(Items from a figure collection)

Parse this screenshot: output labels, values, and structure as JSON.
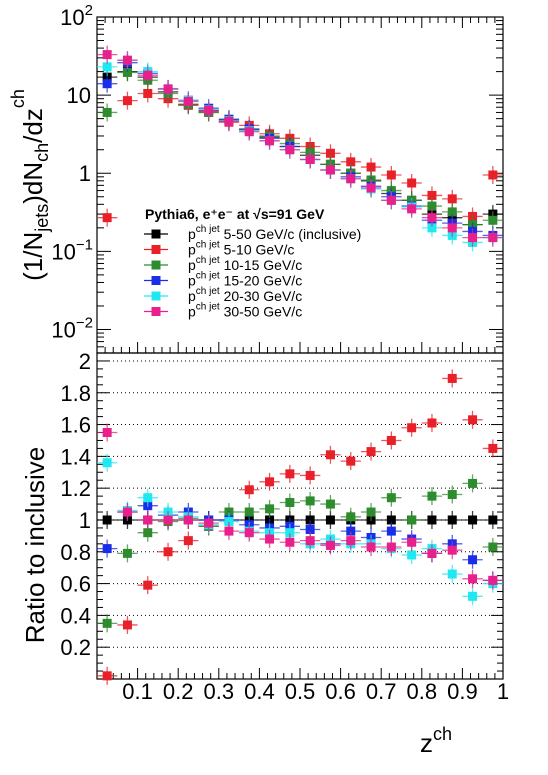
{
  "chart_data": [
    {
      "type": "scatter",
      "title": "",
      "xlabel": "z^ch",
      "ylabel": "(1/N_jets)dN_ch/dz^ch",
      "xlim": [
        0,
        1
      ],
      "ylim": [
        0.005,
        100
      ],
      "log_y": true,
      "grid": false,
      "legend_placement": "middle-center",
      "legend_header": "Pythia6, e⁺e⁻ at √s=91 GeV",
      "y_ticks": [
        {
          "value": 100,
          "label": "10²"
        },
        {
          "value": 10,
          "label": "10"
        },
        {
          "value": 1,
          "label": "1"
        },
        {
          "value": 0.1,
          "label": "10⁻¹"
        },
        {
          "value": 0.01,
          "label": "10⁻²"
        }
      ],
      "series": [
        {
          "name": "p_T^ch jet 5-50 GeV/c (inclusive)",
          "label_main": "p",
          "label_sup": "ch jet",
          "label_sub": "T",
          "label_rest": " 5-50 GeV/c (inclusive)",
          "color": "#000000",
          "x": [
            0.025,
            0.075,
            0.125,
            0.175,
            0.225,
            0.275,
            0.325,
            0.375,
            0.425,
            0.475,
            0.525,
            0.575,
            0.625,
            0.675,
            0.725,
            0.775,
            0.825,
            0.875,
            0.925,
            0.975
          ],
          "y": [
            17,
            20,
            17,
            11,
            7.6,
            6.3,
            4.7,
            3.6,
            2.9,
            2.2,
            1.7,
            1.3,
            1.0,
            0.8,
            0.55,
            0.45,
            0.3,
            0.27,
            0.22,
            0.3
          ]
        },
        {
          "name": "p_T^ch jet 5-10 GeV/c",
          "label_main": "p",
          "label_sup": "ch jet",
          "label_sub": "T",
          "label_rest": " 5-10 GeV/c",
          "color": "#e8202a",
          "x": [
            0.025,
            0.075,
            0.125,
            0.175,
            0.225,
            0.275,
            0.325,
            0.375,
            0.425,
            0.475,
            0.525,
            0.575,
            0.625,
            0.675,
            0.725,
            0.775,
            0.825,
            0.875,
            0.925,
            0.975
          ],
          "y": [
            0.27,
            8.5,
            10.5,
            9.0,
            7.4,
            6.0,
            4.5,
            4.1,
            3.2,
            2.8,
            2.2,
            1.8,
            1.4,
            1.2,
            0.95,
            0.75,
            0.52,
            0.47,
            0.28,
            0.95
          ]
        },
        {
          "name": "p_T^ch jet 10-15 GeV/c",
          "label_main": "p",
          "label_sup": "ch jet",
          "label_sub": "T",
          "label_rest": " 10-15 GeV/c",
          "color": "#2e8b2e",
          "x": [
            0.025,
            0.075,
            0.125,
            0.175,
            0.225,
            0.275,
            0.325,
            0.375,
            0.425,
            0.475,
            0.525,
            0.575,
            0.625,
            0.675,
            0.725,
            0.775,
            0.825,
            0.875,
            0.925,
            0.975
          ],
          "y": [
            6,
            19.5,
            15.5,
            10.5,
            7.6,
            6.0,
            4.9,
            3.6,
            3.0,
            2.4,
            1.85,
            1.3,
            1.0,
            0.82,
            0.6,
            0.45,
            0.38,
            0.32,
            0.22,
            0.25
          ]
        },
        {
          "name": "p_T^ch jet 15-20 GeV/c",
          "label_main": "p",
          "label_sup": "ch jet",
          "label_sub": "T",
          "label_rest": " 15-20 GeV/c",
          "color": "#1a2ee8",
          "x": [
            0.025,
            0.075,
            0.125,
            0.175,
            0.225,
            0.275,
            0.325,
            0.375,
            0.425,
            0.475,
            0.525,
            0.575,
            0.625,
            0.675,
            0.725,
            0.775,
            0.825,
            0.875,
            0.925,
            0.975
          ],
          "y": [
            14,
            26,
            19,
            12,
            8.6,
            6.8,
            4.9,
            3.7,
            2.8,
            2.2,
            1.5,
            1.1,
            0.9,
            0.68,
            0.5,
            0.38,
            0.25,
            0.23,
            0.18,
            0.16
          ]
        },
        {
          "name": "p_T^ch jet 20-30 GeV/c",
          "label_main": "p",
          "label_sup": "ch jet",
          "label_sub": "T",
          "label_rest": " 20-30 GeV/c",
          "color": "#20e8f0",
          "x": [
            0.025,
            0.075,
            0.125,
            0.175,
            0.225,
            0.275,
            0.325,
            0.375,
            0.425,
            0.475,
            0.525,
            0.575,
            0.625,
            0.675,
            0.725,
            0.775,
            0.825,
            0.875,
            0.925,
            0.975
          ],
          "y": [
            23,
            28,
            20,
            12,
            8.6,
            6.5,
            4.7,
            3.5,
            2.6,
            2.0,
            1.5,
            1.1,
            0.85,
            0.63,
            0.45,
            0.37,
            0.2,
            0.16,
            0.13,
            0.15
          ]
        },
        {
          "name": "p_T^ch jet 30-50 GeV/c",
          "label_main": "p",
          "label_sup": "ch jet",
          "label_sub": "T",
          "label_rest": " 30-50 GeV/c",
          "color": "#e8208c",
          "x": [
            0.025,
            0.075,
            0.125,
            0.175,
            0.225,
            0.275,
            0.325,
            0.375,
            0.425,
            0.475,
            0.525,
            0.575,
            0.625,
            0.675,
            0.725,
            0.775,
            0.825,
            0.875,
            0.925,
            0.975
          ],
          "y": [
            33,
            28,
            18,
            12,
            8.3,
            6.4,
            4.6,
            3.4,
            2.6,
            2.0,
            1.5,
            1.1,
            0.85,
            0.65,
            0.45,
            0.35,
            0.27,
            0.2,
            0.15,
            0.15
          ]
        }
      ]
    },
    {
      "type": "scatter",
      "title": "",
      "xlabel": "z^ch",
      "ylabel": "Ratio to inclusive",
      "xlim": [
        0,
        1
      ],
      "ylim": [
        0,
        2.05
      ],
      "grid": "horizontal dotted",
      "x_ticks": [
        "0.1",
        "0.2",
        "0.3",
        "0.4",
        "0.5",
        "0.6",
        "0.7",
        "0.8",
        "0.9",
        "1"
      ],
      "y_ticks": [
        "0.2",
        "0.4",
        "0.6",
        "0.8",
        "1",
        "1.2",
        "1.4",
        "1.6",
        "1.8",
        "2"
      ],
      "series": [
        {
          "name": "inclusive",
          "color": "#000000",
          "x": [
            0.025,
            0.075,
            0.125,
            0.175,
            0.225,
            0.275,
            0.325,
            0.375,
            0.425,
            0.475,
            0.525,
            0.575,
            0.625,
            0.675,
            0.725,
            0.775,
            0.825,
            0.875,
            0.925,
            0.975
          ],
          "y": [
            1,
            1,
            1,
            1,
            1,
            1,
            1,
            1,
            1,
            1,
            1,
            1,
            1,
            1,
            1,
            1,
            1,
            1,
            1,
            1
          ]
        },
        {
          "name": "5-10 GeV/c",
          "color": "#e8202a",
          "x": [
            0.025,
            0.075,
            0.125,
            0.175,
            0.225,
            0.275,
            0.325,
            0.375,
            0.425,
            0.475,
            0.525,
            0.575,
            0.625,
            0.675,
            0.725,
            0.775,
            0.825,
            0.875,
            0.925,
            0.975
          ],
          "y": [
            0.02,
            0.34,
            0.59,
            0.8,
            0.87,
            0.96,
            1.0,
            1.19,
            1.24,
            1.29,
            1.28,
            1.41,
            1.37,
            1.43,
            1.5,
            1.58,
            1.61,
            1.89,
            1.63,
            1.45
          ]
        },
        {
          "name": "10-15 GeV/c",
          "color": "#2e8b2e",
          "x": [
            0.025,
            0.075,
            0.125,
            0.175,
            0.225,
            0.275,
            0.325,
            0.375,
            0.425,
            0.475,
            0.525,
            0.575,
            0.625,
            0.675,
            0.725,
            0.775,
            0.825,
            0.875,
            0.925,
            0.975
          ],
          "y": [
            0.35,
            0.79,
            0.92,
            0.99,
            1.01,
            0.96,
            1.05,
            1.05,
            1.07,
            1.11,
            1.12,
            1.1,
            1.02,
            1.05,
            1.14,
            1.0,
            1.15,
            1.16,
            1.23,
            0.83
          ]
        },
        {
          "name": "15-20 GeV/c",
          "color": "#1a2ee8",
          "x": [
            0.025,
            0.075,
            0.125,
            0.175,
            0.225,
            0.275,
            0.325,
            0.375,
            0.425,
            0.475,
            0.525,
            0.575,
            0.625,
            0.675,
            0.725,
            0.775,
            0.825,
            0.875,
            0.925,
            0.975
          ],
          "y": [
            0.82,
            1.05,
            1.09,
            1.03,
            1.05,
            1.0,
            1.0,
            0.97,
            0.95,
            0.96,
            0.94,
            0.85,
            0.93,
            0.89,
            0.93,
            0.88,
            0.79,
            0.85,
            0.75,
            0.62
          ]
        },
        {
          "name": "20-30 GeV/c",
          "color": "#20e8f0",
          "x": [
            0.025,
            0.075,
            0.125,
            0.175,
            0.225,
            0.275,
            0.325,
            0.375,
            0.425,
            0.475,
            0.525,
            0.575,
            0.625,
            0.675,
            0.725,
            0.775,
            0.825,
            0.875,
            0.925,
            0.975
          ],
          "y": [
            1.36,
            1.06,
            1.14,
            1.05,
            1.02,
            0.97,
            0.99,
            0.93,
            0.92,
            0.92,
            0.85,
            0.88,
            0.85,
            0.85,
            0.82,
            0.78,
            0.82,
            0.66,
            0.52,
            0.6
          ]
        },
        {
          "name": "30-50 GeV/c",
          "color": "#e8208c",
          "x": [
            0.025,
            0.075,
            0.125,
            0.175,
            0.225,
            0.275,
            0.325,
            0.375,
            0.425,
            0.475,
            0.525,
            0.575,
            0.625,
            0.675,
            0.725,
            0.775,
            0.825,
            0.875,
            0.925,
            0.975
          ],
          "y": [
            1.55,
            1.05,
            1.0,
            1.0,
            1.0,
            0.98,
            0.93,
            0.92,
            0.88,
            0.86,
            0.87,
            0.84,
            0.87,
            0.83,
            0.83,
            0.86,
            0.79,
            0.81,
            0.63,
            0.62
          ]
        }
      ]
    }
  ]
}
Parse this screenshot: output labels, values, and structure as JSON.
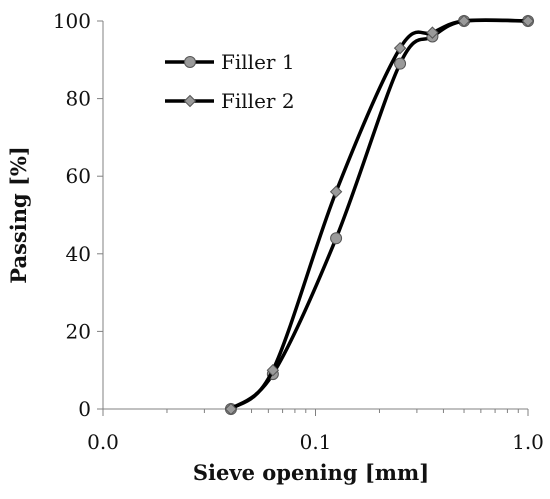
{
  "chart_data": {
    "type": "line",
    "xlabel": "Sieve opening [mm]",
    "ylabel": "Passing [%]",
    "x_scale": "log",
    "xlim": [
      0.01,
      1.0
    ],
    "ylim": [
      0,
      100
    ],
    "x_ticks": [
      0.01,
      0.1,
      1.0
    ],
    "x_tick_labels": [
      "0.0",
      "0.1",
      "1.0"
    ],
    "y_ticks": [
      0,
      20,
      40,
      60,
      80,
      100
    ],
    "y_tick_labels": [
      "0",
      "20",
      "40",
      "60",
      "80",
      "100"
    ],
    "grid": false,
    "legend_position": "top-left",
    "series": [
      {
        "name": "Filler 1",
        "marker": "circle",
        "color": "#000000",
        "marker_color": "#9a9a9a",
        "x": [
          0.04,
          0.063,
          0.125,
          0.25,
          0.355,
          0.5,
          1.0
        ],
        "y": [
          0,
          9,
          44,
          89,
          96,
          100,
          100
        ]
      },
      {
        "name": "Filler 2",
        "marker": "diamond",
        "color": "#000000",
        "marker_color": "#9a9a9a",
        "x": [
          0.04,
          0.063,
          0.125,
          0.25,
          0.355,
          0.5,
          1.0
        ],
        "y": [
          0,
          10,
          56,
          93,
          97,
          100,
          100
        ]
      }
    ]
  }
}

— What you need to do —
Show the lines of the material that contain the word "inclusive".

— Answer for the task —
          "name": "p_T^ch jet 5-50 GeV/c (inclusive)",
          "label_rest": " 5-50 GeV/c (inclusive)",
      "ylabel": "Ratio to inclusive",
          "name": "inclusive",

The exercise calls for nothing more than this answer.